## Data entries
########################################

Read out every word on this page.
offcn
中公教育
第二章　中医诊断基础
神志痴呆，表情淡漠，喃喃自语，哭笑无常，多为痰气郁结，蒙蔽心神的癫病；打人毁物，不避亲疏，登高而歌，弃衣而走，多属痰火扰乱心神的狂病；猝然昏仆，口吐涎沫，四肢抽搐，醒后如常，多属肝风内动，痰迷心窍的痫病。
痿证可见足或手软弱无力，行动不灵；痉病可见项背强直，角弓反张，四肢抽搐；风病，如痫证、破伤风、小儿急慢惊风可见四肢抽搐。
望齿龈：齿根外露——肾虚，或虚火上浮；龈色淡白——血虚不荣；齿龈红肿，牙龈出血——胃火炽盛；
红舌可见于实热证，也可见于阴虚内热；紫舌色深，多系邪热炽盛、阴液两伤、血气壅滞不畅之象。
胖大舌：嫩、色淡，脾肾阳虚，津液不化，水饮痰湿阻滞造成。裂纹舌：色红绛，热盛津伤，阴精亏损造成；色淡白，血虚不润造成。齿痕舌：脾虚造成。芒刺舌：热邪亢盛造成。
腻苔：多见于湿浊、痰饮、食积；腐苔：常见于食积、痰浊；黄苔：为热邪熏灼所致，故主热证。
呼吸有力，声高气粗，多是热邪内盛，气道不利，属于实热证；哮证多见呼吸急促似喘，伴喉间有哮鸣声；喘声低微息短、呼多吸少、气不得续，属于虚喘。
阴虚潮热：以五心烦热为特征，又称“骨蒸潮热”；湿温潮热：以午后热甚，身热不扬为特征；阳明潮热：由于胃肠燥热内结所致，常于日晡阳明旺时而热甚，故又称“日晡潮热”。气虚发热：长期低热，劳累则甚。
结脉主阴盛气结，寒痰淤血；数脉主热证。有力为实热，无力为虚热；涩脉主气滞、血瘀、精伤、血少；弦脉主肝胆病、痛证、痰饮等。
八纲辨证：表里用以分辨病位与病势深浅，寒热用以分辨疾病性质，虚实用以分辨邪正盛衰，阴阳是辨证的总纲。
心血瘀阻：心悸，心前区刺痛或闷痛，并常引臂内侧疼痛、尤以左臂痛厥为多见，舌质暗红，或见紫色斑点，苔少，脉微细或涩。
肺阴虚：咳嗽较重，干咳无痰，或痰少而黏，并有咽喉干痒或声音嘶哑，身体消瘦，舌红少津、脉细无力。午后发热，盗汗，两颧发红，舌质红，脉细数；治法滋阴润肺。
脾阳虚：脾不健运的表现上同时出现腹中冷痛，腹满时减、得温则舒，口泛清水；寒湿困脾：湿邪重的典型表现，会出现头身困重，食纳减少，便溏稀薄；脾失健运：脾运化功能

########################################

Nothing in the listing may be changed; retype it all exactly.

Read out every word on this page.
offcn
中公教育
第二章　中医诊断基础
神志痴呆，表情淡漠，喃喃自语，哭笑无常，多为痰气郁结，蒙蔽心神的癫病；打人毁物，不避亲疏，登高而歌，弃衣而走，多属痰火扰乱心神的狂病；猝然昏仆，口吐涎沫，四肢抽搐，醒后如常，多属肝风内动，痰迷心窍的痫病。
痿证可见足或手软弱无力，行动不灵；痉病可见项背强直，角弓反张，四肢抽搐；风病，如痫证、破伤风、小儿急慢惊风可见四肢抽搐。
望齿龈：齿根外露——肾虚，或虚火上浮；龈色淡白——血虚不荣；齿龈红肿，牙龈出血——胃火炽盛；
红舌可见于实热证，也可见于阴虚内热；紫舌色深，多系邪热炽盛、阴液两伤、血气壅滞不畅之象。
胖大舌：嫩、色淡，脾肾阳虚，津液不化，水饮痰湿阻滞造成。裂纹舌：色红绛，热盛津伤，阴精亏损造成；色淡白，血虚不润造成。齿痕舌：脾虚造成。芒刺舌：热邪亢盛造成。
腻苔：多见于湿浊、痰饮、食积；腐苔：常见于食积、痰浊；黄苔：为热邪熏灼所致，故主热证。
呼吸有力，声高气粗，多是热邪内盛，气道不利，属于实热证；哮证多见呼吸急促似喘，伴喉间有哮鸣声；喘声低微息短、呼多吸少、气不得续，属于虚喘。
阴虚潮热：以五心烦热为特征，又称“骨蒸潮热”；湿温潮热：以午后热甚，身热不扬为特征；阳明潮热：由于胃肠燥热内结所致，常于日晡阳明旺时而热甚，故又称“日晡潮热”。气虚发热：长期低热，劳累则甚。
结脉主阴盛气结，寒痰淤血；数脉主热证。有力为实热，无力为虚热；涩脉主气滞、血瘀、精伤、血少；弦脉主肝胆病、痛证、痰饮等。
八纲辨证：表里用以分辨病位与病势深浅，寒热用以分辨疾病性质，虚实用以分辨邪正盛衰，阴阳是辨证的总纲。
心血瘀阻：心悸，心前区刺痛或闷痛，并常引臂内侧疼痛、尤以左臂痛厥为多见，舌质暗红，或见紫色斑点，苔少，脉微细或涩。
肺阴虚：咳嗽较重，干咳无痰，或痰少而黏，并有咽喉干痒或声音嘶哑，身体消瘦，舌红少津、脉细无力。午后发热，盗汗，两颧发红，舌质红，脉细数；治法滋阴润肺。
脾阳虚：脾不健运的表现上同时出现腹中冷痛，腹满时减、得温则舒，口泛清水；寒湿困脾：湿邪重的典型表现，会出现头身困重，食纳减少，便溏稀薄；脾失健运：脾运化功能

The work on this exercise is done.